_What to produce_
Return the full material exactly.

_Data in this exercise_
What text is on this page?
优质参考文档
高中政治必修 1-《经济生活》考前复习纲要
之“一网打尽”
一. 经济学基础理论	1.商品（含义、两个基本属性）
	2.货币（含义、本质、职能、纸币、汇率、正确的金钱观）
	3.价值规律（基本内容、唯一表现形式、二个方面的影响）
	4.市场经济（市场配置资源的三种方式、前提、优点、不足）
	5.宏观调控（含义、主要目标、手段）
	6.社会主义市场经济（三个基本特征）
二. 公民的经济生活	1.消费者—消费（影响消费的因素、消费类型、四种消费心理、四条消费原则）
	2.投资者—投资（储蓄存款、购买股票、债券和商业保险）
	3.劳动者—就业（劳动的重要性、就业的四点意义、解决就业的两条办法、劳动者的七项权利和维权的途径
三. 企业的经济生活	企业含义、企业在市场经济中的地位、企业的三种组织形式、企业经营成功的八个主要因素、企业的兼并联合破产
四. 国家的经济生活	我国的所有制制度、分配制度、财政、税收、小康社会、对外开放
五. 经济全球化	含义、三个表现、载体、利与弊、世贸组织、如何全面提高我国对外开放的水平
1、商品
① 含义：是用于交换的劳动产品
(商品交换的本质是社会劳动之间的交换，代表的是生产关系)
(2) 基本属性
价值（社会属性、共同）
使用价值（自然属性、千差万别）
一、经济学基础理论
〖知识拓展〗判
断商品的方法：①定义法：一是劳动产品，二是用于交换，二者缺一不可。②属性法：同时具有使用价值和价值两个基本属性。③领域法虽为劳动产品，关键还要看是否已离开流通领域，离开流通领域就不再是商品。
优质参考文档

_Task result_
What text is on this page?
优质参考文档
高中政治必修 1-《经济生活》考前复习纲要
之“一网打尽”
一. 经济学基础理论	1.商品（含义、两个基本属性）
	2.货币（含义、本质、职能、纸币、汇率、正确的金钱观）
	3.价值规律（基本内容、唯一表现形式、二个方面的影响）
	4.市场经济（市场配置资源的三种方式、前提、优点、不足）
	5.宏观调控（含义、主要目标、手段）
	6.社会主义市场经济（三个基本特征）
二. 公民的经济生活	1.消费者—消费（影响消费的因素、消费类型、四种消费心理、四条消费原则）
	2.投资者—投资（储蓄存款、购买股票、债券和商业保险）
	3.劳动者—就业（劳动的重要性、就业的四点意义、解决就业的两条办法、劳动者的七项权利和维权的途径
三. 企业的经济生活	企业含义、企业在市场经济中的地位、企业的三种组织形式、企业经营成功的八个主要因素、企业的兼并联合破产
四. 国家的经济生活	我国的所有制制度、分配制度、财政、税收、小康社会、对外开放
五. 经济全球化	含义、三个表现、载体、利与弊、世贸组织、如何全面提高我国对外开放的水平
1、商品
① 含义：是用于交换的劳动产品
(商品交换的本质是社会劳动之间的交换，代表的是生产关系)
(2) 基本属性
价值（社会属性、共同）
使用价值（自然属性、千差万别）
一、经济学基础理论
〖知识拓展〗判
断商品的方法：①定义法：一是劳动产品，二是用于交换，二者缺一不可。②属性法：同时具有使用价值和价值两个基本属性。③领域法虽为劳动产品，关键还要看是否已离开流通领域，离开流通领域就不再是商品。
优质参考文档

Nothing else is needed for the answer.